**What the task requires**
Copy out all the lines where "JSON" shows up.

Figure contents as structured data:

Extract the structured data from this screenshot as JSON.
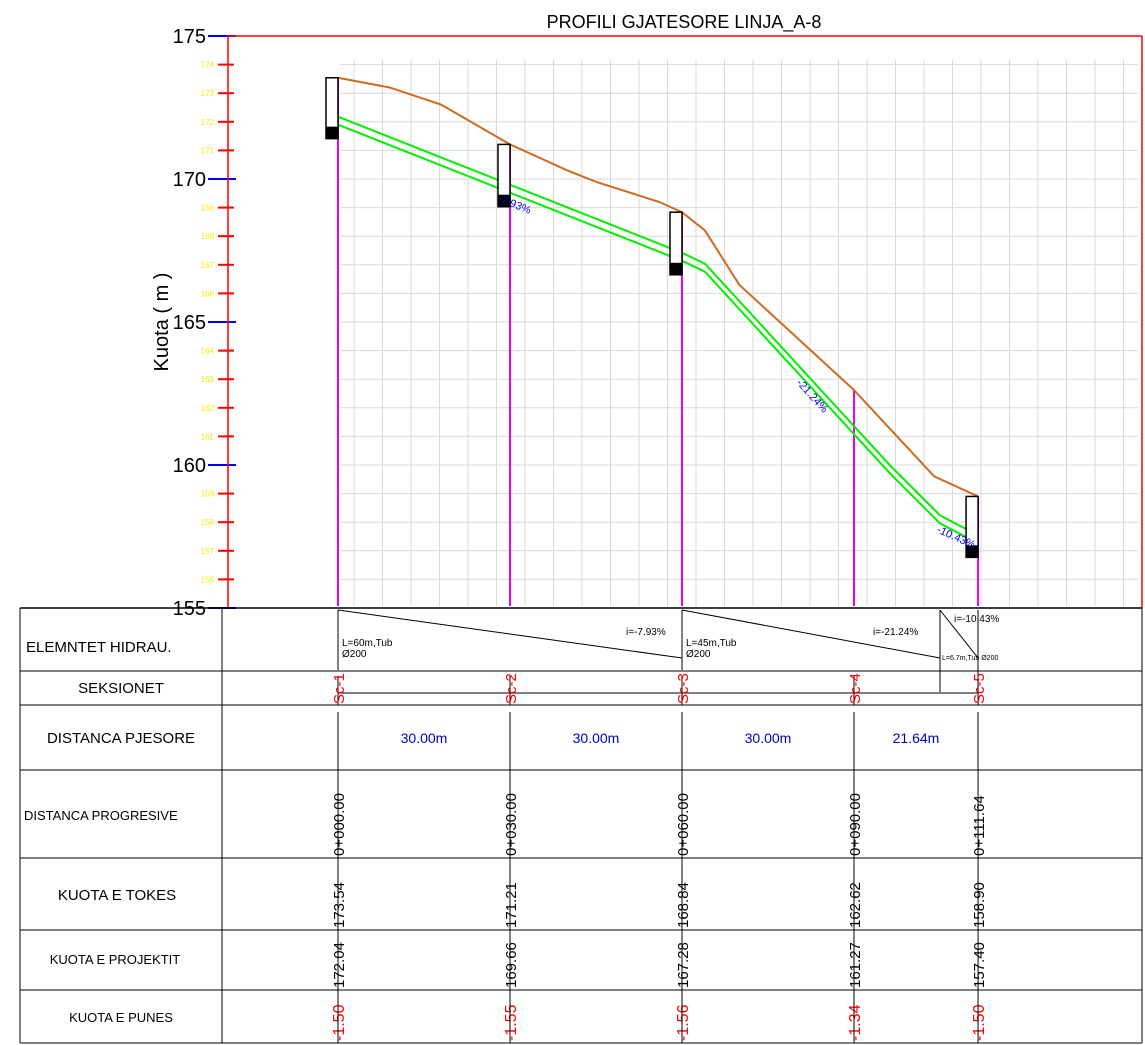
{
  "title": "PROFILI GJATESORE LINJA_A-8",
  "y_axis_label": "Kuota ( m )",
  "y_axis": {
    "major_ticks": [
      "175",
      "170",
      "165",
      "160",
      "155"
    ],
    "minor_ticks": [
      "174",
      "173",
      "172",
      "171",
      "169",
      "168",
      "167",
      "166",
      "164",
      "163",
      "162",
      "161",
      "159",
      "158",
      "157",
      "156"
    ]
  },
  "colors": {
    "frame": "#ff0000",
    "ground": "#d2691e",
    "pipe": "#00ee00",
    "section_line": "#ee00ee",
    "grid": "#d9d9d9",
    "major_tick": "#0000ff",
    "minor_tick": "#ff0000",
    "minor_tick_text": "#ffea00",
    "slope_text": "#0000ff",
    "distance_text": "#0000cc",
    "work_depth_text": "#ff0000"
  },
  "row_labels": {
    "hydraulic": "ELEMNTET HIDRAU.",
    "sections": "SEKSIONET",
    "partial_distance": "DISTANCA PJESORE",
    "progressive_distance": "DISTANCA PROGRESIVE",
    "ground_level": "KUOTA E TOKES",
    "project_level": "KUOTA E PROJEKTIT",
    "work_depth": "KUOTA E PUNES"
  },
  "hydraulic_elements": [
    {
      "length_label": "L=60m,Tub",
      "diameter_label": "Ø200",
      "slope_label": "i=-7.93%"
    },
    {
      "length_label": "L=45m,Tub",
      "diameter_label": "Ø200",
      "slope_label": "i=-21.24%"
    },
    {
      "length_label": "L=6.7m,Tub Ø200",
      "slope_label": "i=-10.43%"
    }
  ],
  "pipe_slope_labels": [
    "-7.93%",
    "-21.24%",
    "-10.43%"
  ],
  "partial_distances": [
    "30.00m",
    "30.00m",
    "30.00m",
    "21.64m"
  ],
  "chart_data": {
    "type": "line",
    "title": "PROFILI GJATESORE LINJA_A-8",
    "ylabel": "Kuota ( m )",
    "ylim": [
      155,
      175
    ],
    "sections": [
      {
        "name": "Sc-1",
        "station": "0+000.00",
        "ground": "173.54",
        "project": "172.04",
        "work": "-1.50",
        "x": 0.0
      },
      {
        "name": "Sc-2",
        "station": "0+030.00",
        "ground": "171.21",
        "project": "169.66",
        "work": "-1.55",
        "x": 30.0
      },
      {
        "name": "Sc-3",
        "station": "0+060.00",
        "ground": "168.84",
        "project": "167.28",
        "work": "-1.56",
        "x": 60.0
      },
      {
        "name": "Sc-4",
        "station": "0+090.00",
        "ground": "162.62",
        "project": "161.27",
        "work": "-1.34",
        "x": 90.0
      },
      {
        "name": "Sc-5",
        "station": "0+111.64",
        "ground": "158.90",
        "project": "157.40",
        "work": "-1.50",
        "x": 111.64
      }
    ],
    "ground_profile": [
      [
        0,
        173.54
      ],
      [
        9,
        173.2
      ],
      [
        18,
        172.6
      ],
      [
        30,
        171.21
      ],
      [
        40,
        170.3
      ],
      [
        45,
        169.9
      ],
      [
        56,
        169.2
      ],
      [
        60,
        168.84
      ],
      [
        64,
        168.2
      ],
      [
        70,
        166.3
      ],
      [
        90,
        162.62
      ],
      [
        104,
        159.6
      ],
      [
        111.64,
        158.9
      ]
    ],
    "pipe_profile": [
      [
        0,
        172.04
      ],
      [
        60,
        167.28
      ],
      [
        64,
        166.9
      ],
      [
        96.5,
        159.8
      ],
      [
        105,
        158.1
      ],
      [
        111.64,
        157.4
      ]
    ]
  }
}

--

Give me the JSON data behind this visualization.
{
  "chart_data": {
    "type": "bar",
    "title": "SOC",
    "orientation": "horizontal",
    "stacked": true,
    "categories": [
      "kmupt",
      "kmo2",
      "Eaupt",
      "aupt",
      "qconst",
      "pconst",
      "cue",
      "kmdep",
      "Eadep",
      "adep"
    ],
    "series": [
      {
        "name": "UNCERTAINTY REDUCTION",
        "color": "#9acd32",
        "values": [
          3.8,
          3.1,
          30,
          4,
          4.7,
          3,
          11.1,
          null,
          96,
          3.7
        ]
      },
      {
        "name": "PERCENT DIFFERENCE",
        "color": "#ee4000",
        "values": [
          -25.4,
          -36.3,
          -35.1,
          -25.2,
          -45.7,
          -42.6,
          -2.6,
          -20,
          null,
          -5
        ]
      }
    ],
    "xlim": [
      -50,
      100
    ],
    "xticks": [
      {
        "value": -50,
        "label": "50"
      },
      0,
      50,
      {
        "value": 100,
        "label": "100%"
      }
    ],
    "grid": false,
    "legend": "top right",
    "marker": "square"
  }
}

**Exercise output**
Extract the structured data from this screenshot as JSON.
Give me the JSON data behind this visualization.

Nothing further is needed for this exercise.